>> Begin Input records
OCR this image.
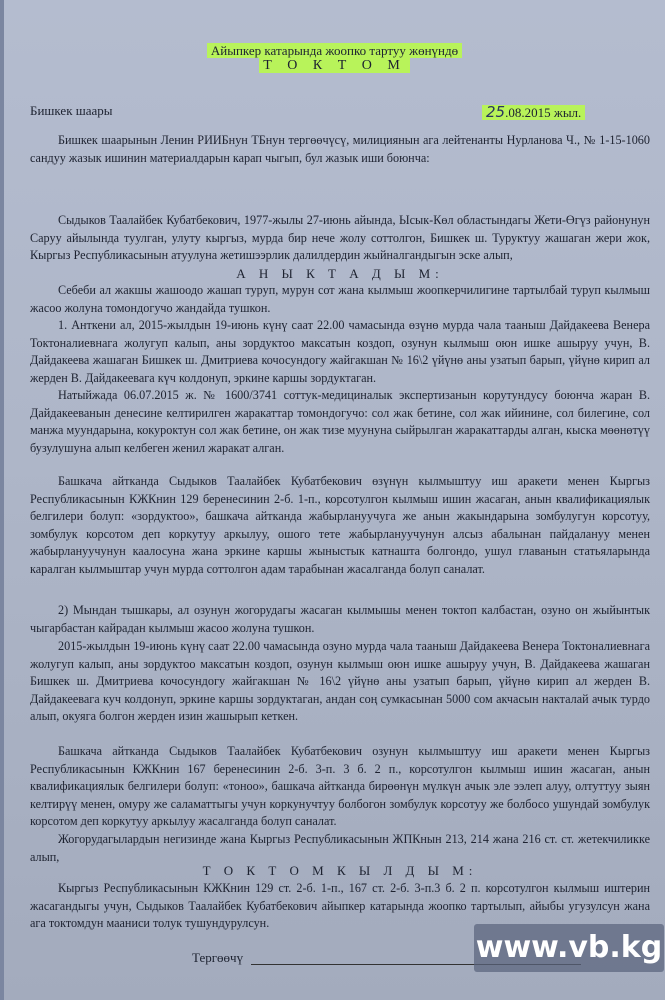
Айыпкер катарында жоопко тартуу жөнүндө
Т О К Т О М
Бишкек шаары	25.08.2015 жыл.
Бишкек шаарынын Ленин РИИБнун ТБнун тергөөчүсү, милициянын ага лейтенанты Нурланова Ч., № 1-15-1060 сандуу жазык ишинин материалдарын карап чыгып, бул жазык иши боюнча:
Сыдыков Таалайбек Кубатбекович, 1977-жылы 27-июнь айында, Ысык-Көл областындагы Жети-Өгүз районунун Саруу айылында туулган, улуту кыргыз, мурда бир нече жолу соттолгон, Бишкек ш. Туруктуу жашаган жери жок, Кыргыз Республикасынын атуулуна жетишээрлик далилдердин жыйналгандыгын эске алып,
А Н Ы К Т А Д Ы М:
Себеби ал жакшы жашоодо жашап туруп, мурун сот жана кылмыш жоопкерчилигине тартылбай туруп кылмыш жасоо жолуна томондогучо жандайда тушкон.
1. Анткени ал, 2015-жылдын 19-июнь күнү саат 22.00 чамасында өзүнө мурда чала тааныш Дайдакеева Венера Токтоналиевнага жолугуп калып, аны зордуктоо максатын коздоп, озунун кылмыш оюн ишке ашыруу учун, В. Дайдакеева жашаган Бишкек ш. Дмитриева кочосундогу жайгакшан № 16\2 үйүнө аны узатып барып, үйүнө кирип ал жерден В. Дайдакеевага күч колдонуп, эркине каршы зордуктаган.
Натыйжада 06.07.2015 ж. № 1600/3741 соттук-медициналык экспертизанын корутундусу боюнча жаран В. Дайдакееванын денесине келтирилген жаракаттар томондогучо: сол жак бетине, сол жак ийинине, сол билегине, сол манжа муундарына, кокуроктун сол жак бетине, он жак тизе муунуна сыйрылган жаракаттарды алган, кыска мөөнөтүү бузулушуна алып келбеген женил жаракат алган.
Башкача айтканда Сыдыков Таалайбек Кубатбекович өзүнүн кылмыштуу иш аракети менен Кыргыз Республикасынын КЖКнин 129 беренесинин 2-б. 1-п., корсотулгон кылмыш ишин жасаган, анын квалификациялык белгилери болуп: «зордуктоо», башкача айтканда жабырлануучуга же анын жакындарына зомбулугун корсотуу, зомбулук корсотом деп коркутуу аркылуу, ошого тете жабырлануучунун алсыз абалынан пайдалануу менен жабырлануучунун каалосуна жана эркине каршы жыныстык катнашта болгондо, ушул главанын статьяларында каралган кылмыштар учун мурда соттолгон адам тарабынан жасалганда болуп саналат.
2) Мындан тышкары, ал озунун жогорудагы жасаган кылмышы менен токтоп калбастан, озуно он жыйынтык чыгарбастан кайрадан кылмыш жасоо жолуна тушкон.
2015-жылдын 19-июнь күнү саат 22.00 чамасында озуно мурда чала тааныш Дайдакеева Венера Токтоналиевнага жолугуп калып, аны зордуктоо максатын коздоп, озунун кылмыш оюн ишке ашыруу учун, В. Дайдакеева жашаган Бишкек ш. Дмитриева кочосундогу жайгакшан № 16\2 үйүнө аны узатып барып, үйүнө кирип ал жерден В. Дайдакеевага куч колдонуп, эркине каршы зордуктаган, андан соң сумкасынан 5000 сом акчасын накталай ачык турдо алып, окуяга болгон жерден изин жашырып кеткен.
Башкача айтканда Сыдыков Таалайбек Кубатбекович озунун кылмыштуу иш аракети менен Кыргыз Республикасынын КЖКнин 167 беренесинин 2-б. 3-п. 3 б. 2 п., корсотулгон кылмыш ишин жасаган, анын квалификациялык белгилери болуп: «тоноо», башкача айтканда бирөөнүн мүлкүн ачык эле ээлеп алуу, олтуттуу зыян келтирүү менен, омуру же саламаттыгы учун коркунучтуу болбогон зомбулук корсотуу же болбосо ушундай зомбулук корсотом деп коркутуу аркылуу жасалганда болуп саналат.
Жогорудагылардын негизинде жана Кыргыз Республикасынын ЖПКнын 213, 214 жана 216 ст. ст. жетекчиликке алып,
Т О К Т О М К Ы Л Д Ы М:
Кыргыз Республикасынын КЖКнин 129 ст. 2-б. 1-п., 167 ст. 2-б. 3-п.3 б. 2 п. корсотулгон кылмыш иштерин жасагандыгы учун, Сыдыков Таалайбек Кубатбекович айыпкер катарында жоопко тартылып, айыбы угузулсун жана ага токтомдун мааниси толук тушундурулсун.
Тергөөчү	www.vb.kg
>> End Input records
__Exercise description__:
Your copy should repeat each entry above exactly but contain no pictures.

__Written reply__:
OCR this image.
Айыпкер катарында жоопко тартуу жөнүндө
Т О К Т О М
Бишкек шаары	25.08.2015 жыл.
Бишкек шаарынын Ленин РИИБнун ТБнун тергөөчүсү, милициянын ага лейтенанты Нурланова Ч., № 1-15-1060 сандуу жазык ишинин материалдарын карап чыгып, бул жазык иши боюнча:
Сыдыков Таалайбек Кубатбекович, 1977-жылы 27-июнь айында, Ысык-Көл областындагы Жети-Өгүз районунун Саруу айылында туулган, улуту кыргыз, мурда бир нече жолу соттолгон, Бишкек ш. Туруктуу жашаган жери жок, Кыргыз Республикасынын атуулуна жетишээрлик далилдердин жыйналгандыгын эске алып,
А Н Ы К Т А Д Ы М:
Себеби ал жакшы жашоодо жашап туруп, мурун сот жана кылмыш жоопкерчилигине тартылбай туруп кылмыш жасоо жолуна томондогучо жандайда тушкон.
1. Анткени ал, 2015-жылдын 19-июнь күнү саат 22.00 чамасында өзүнө мурда чала тааныш Дайдакеева Венера Токтоналиевнага жолугуп калып, аны зордуктоо максатын коздоп, озунун кылмыш оюн ишке ашыруу учун, В. Дайдакеева жашаган Бишкек ш. Дмитриева кочосундогу жайгакшан № 16\2 үйүнө аны узатып барып, үйүнө кирип ал жерден В. Дайдакеевага күч колдонуп, эркине каршы зордуктаган.
Натыйжада 06.07.2015 ж. № 1600/3741 соттук-медициналык экспертизанын корутундусу боюнча жаран В. Дайдакееванын денесине келтирилген жаракаттар томондогучо: сол жак бетине, сол жак ийинине, сол билегине, сол манжа муундарына, кокуроктун сол жак бетине, он жак тизе муунуна сыйрылган жаракаттарды алган, кыска мөөнөтүү бузулушуна алып келбеген женил жаракат алган.
Башкача айтканда Сыдыков Таалайбек Кубатбекович өзүнүн кылмыштуу иш аракети менен Кыргыз Республикасынын КЖКнин 129 беренесинин 2-б. 1-п., корсотулгон кылмыш ишин жасаган, анын квалификациялык белгилери болуп: «зордуктоо», башкача айтканда жабырлануучуга же анын жакындарына зомбулугун корсотуу, зомбулук корсотом деп коркутуу аркылуу, ошого тете жабырлануучунун алсыз абалынан пайдалануу менен жабырлануучунун каалосуна жана эркине каршы жыныстык катнашта болгондо, ушул главанын статьяларында каралган кылмыштар учун мурда соттолгон адам тарабынан жасалганда болуп саналат.
2) Мындан тышкары, ал озунун жогорудагы жасаган кылмышы менен токтоп калбастан, озуно он жыйынтык чыгарбастан кайрадан кылмыш жасоо жолуна тушкон.
2015-жылдын 19-июнь күнү саат 22.00 чамасында озуно мурда чала тааныш Дайдакеева Венера Токтоналиевнага жолугуп калып, аны зордуктоо максатын коздоп, озунун кылмыш оюн ишке ашыруу учун, В. Дайдакеева жашаган Бишкек ш. Дмитриева кочосундогу жайгакшан № 16\2 үйүнө аны узатып барып, үйүнө кирип ал жерден В. Дайдакеевага куч колдонуп, эркине каршы зордуктаган, андан соң сумкасынан 5000 сом акчасын накталай ачык турдо алып, окуяга болгон жерден изин жашырып кеткен.
Башкача айтканда Сыдыков Таалайбек Кубатбекович озунун кылмыштуу иш аракети менен Кыргыз Республикасынын КЖКнин 167 беренесинин 2-б. 3-п. 3 б. 2 п., корсотулгон кылмыш ишин жасаган, анын квалификациялык белгилери болуп: «тоноо», башкача айтканда бирөөнүн мүлкүн ачык эле ээлеп алуу, олтуттуу зыян келтирүү менен, омуру же саламаттыгы учун коркунучтуу болбогон зомбулук корсотуу же болбосо ушундай зомбулук корсотом деп коркутуу аркылуу жасалганда болуп саналат.
Жогорудагылардын негизинде жана Кыргыз Республикасынын ЖПКнын 213, 214 жана 216 ст. ст. жетекчиликке алып,
Т О К Т О М К Ы Л Д Ы М:
Кыргыз Республикасынын КЖКнин 129 ст. 2-б. 1-п., 167 ст. 2-б. 3-п.3 б. 2 п. корсотулгон кылмыш иштерин жасагандыгы учун, Сыдыков Таалайбек Кубатбекович айыпкер катарында жоопко тартылып, айыбы угузулсун жана ага токтомдун мааниси толук тушундурулсун.
Тергөөчү	www.vb.kg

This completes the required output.